● What to work on: Please pull out each line of the items below that contains the word "most".

--- START OF Dataset records ---

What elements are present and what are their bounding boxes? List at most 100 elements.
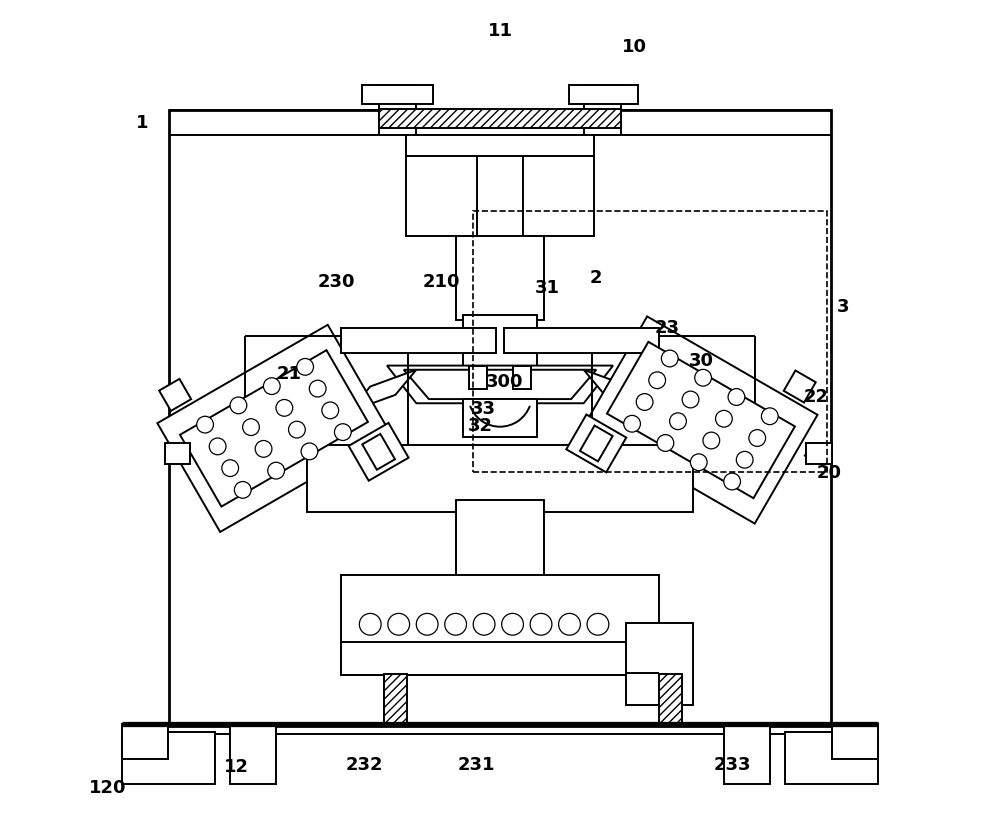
Circle shape bbox=[255, 440, 272, 457]
Circle shape bbox=[728, 389, 745, 406]
Text: 11: 11 bbox=[488, 22, 512, 39]
Circle shape bbox=[661, 350, 678, 367]
Text: 33: 33 bbox=[471, 400, 496, 418]
Polygon shape bbox=[607, 342, 795, 498]
Circle shape bbox=[716, 411, 732, 427]
Polygon shape bbox=[784, 370, 816, 402]
Polygon shape bbox=[362, 434, 395, 470]
Circle shape bbox=[301, 443, 318, 459]
Bar bbox=[626, 622, 693, 705]
Polygon shape bbox=[566, 414, 626, 472]
Circle shape bbox=[587, 613, 609, 635]
Text: 21: 21 bbox=[277, 365, 302, 383]
Text: 2: 2 bbox=[589, 269, 602, 286]
Circle shape bbox=[209, 438, 226, 454]
Text: 22: 22 bbox=[803, 388, 828, 407]
Circle shape bbox=[309, 381, 326, 397]
Circle shape bbox=[473, 613, 495, 635]
Polygon shape bbox=[157, 325, 391, 532]
Bar bbox=[406, 135, 477, 236]
Bar bbox=[806, 443, 832, 464]
Bar bbox=[456, 236, 544, 319]
Text: 1: 1 bbox=[136, 113, 149, 132]
Bar bbox=[584, 85, 621, 135]
Circle shape bbox=[268, 462, 284, 479]
Circle shape bbox=[559, 613, 580, 635]
Circle shape bbox=[243, 419, 259, 435]
Bar bbox=[230, 724, 276, 785]
Bar bbox=[473, 211, 827, 472]
Bar bbox=[384, 674, 407, 726]
Circle shape bbox=[636, 394, 653, 411]
Circle shape bbox=[263, 378, 280, 395]
Bar bbox=[513, 365, 531, 389]
Bar bbox=[463, 399, 537, 437]
Circle shape bbox=[657, 434, 674, 451]
Circle shape bbox=[649, 372, 666, 389]
Bar bbox=[785, 732, 878, 785]
Polygon shape bbox=[387, 365, 613, 403]
Bar bbox=[724, 724, 770, 785]
Circle shape bbox=[703, 432, 720, 449]
Circle shape bbox=[276, 400, 293, 417]
Circle shape bbox=[682, 391, 699, 408]
Bar bbox=[230, 724, 276, 759]
Text: 31: 31 bbox=[535, 279, 560, 297]
Polygon shape bbox=[404, 370, 596, 399]
Bar bbox=[169, 110, 831, 726]
Bar bbox=[456, 500, 544, 579]
Text: 20: 20 bbox=[817, 464, 842, 482]
Circle shape bbox=[416, 613, 438, 635]
Bar bbox=[341, 328, 496, 353]
Circle shape bbox=[289, 421, 305, 438]
Text: 300: 300 bbox=[485, 373, 523, 391]
Circle shape bbox=[670, 413, 686, 429]
Polygon shape bbox=[584, 317, 818, 523]
Text: 231: 231 bbox=[458, 756, 495, 774]
Text: 10: 10 bbox=[621, 39, 646, 56]
Polygon shape bbox=[180, 350, 368, 507]
Circle shape bbox=[445, 613, 467, 635]
Text: 233: 233 bbox=[714, 756, 751, 774]
Bar bbox=[504, 328, 659, 353]
Bar bbox=[569, 85, 638, 104]
Polygon shape bbox=[580, 426, 613, 461]
Text: 230: 230 bbox=[318, 273, 355, 291]
Circle shape bbox=[690, 454, 707, 470]
Bar bbox=[379, 85, 416, 135]
Bar bbox=[469, 365, 487, 389]
Circle shape bbox=[624, 415, 640, 432]
Bar bbox=[406, 135, 594, 156]
Text: 23: 23 bbox=[655, 319, 680, 337]
Circle shape bbox=[388, 613, 410, 635]
Circle shape bbox=[334, 423, 351, 440]
Bar bbox=[307, 445, 693, 512]
Bar bbox=[523, 135, 594, 236]
Polygon shape bbox=[584, 370, 647, 412]
Polygon shape bbox=[349, 423, 409, 480]
Circle shape bbox=[297, 359, 314, 375]
Circle shape bbox=[749, 429, 766, 446]
Circle shape bbox=[359, 613, 381, 635]
Bar bbox=[122, 724, 168, 759]
Text: 120: 120 bbox=[89, 780, 127, 797]
Circle shape bbox=[222, 459, 239, 476]
Bar bbox=[341, 642, 659, 675]
Text: 30: 30 bbox=[688, 353, 713, 370]
Bar bbox=[379, 108, 621, 128]
Bar bbox=[832, 724, 878, 759]
Circle shape bbox=[761, 408, 778, 425]
Bar bbox=[341, 575, 659, 675]
Text: 12: 12 bbox=[224, 759, 249, 776]
Bar bbox=[659, 674, 682, 726]
Bar bbox=[362, 85, 433, 104]
Text: 32: 32 bbox=[468, 417, 493, 435]
Polygon shape bbox=[159, 379, 191, 411]
Circle shape bbox=[230, 397, 247, 414]
Circle shape bbox=[724, 473, 740, 490]
Circle shape bbox=[530, 613, 552, 635]
Bar bbox=[463, 315, 537, 365]
Polygon shape bbox=[349, 370, 416, 412]
Text: 210: 210 bbox=[423, 273, 460, 291]
Circle shape bbox=[234, 481, 251, 498]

--- END OF Dataset records ---

● Exercise answer:
What elements are present and what are their bounding boxes? List at most 100 elements.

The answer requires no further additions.